# START OF Extracted material

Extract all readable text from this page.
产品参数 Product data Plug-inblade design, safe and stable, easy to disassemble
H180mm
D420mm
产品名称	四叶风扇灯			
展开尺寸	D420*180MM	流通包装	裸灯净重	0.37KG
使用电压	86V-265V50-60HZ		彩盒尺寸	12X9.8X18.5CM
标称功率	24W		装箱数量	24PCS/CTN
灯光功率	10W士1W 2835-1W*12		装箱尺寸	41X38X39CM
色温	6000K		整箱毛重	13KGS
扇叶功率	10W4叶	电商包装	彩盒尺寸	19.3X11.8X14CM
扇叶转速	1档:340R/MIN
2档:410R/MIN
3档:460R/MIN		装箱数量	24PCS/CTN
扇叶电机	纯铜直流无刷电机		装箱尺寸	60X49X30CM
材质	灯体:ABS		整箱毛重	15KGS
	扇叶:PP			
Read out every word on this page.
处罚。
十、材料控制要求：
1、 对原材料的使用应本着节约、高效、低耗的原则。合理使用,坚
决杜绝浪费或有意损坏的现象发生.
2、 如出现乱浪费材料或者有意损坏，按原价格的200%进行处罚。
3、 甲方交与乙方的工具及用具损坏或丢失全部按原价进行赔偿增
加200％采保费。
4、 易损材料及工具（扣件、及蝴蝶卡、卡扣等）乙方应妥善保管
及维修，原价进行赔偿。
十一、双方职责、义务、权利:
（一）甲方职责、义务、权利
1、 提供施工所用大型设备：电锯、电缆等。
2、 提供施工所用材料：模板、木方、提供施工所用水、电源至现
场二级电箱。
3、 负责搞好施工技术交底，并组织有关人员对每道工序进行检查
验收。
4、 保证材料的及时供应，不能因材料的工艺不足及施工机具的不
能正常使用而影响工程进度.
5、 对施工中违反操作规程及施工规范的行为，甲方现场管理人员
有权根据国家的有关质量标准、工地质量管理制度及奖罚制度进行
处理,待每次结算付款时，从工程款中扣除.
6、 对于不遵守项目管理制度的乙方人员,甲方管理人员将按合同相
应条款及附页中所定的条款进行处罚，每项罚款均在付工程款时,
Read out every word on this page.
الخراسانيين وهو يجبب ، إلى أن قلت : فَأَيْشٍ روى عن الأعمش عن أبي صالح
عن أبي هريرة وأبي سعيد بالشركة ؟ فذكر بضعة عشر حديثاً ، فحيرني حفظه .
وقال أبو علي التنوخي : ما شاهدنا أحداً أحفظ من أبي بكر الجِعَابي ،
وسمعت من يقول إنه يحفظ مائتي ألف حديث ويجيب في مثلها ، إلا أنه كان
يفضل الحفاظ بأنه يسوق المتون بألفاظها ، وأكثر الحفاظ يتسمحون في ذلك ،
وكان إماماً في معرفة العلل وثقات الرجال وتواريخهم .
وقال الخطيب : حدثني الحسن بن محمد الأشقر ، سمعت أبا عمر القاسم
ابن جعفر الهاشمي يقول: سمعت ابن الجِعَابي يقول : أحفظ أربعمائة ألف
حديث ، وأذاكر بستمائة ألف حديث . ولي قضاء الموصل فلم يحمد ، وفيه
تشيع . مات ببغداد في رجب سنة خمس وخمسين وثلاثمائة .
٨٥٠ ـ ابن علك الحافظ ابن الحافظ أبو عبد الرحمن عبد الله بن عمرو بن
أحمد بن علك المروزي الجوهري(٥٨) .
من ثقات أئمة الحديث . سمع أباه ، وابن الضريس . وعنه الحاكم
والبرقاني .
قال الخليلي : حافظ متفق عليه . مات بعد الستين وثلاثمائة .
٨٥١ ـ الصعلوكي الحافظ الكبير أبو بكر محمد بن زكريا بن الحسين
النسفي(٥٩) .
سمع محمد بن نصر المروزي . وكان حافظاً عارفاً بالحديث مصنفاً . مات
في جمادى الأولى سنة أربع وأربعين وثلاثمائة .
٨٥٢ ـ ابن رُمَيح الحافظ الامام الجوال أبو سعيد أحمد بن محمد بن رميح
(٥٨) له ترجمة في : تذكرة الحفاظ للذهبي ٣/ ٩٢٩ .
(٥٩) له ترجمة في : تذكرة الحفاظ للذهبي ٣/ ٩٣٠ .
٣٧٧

# END OF Extracted material

What the task asks> Type out the entries again, word for word.

Solution to this task>
Extract all readable text from this page.
产品参数 Product data Plug-inblade design, safe and stable, easy to disassemble
H180mm
D420mm
产品名称	四叶风扇灯			
展开尺寸	D420*180MM	流通包装	裸灯净重	0.37KG
使用电压	86V-265V50-60HZ		彩盒尺寸	12X9.8X18.5CM
标称功率	24W		装箱数量	24PCS/CTN
灯光功率	10W士1W 2835-1W*12		装箱尺寸	41X38X39CM
色温	6000K		整箱毛重	13KGS
扇叶功率	10W4叶	电商包装	彩盒尺寸	19.3X11.8X14CM
扇叶转速	1档:340R/MIN
2档:410R/MIN
3档:460R/MIN		装箱数量	24PCS/CTN
扇叶电机	纯铜直流无刷电机		装箱尺寸	60X49X30CM
材质	灯体:ABS		整箱毛重	15KGS
	扇叶:PP			
Read out every word on this page.
处罚。
十、材料控制要求：
1、 对原材料的使用应本着节约、高效、低耗的原则。合理使用,坚
决杜绝浪费或有意损坏的现象发生.
2、 如出现乱浪费材料或者有意损坏，按原价格的200%进行处罚。
3、 甲方交与乙方的工具及用具损坏或丢失全部按原价进行赔偿增
加200％采保费。
4、 易损材料及工具（扣件、及蝴蝶卡、卡扣等）乙方应妥善保管
及维修，原价进行赔偿。
十一、双方职责、义务、权利:
（一）甲方职责、义务、权利
1、 提供施工所用大型设备：电锯、电缆等。
2、 提供施工所用材料：模板、木方、提供施工所用水、电源至现
场二级电箱。
3、 负责搞好施工技术交底，并组织有关人员对每道工序进行检查
验收。
4、 保证材料的及时供应，不能因材料的工艺不足及施工机具的不
能正常使用而影响工程进度.
5、 对施工中违反操作规程及施工规范的行为，甲方现场管理人员
有权根据国家的有关质量标准、工地质量管理制度及奖罚制度进行
处理,待每次结算付款时，从工程款中扣除.
6、 对于不遵守项目管理制度的乙方人员,甲方管理人员将按合同相
应条款及附页中所定的条款进行处罚，每项罚款均在付工程款时,
Read out every word on this page.
الخراسانيين وهو يجبب ، إلى أن قلت : فَأَيْشٍ روى عن الأعمش عن أبي صالح
عن أبي هريرة وأبي سعيد بالشركة ؟ فذكر بضعة عشر حديثاً ، فحيرني حفظه .
وقال أبو علي التنوخي : ما شاهدنا أحداً أحفظ من أبي بكر الجِعَابي ،
وسمعت من يقول إنه يحفظ مائتي ألف حديث ويجيب في مثلها ، إلا أنه كان
يفضل الحفاظ بأنه يسوق المتون بألفاظها ، وأكثر الحفاظ يتسمحون في ذلك ،
وكان إماماً في معرفة العلل وثقات الرجال وتواريخهم .
وقال الخطيب : حدثني الحسن بن محمد الأشقر ، سمعت أبا عمر القاسم
ابن جعفر الهاشمي يقول: سمعت ابن الجِعَابي يقول : أحفظ أربعمائة ألف
حديث ، وأذاكر بستمائة ألف حديث . ولي قضاء الموصل فلم يحمد ، وفيه
تشيع . مات ببغداد في رجب سنة خمس وخمسين وثلاثمائة .
٨٥٠ ـ ابن علك الحافظ ابن الحافظ أبو عبد الرحمن عبد الله بن عمرو بن
أحمد بن علك المروزي الجوهري(٥٨) .
من ثقات أئمة الحديث . سمع أباه ، وابن الضريس . وعنه الحاكم
والبرقاني .
قال الخليلي : حافظ متفق عليه . مات بعد الستين وثلاثمائة .
٨٥١ ـ الصعلوكي الحافظ الكبير أبو بكر محمد بن زكريا بن الحسين
النسفي(٥٩) .
سمع محمد بن نصر المروزي . وكان حافظاً عارفاً بالحديث مصنفاً . مات
في جمادى الأولى سنة أربع وأربعين وثلاثمائة .
٨٥٢ ـ ابن رُمَيح الحافظ الامام الجوال أبو سعيد أحمد بن محمد بن رميح
(٥٨) له ترجمة في : تذكرة الحفاظ للذهبي ٣/ ٩٢٩ .
(٥٩) له ترجمة في : تذكرة الحفاظ للذهبي ٣/ ٩٣٠ .
٣٧٧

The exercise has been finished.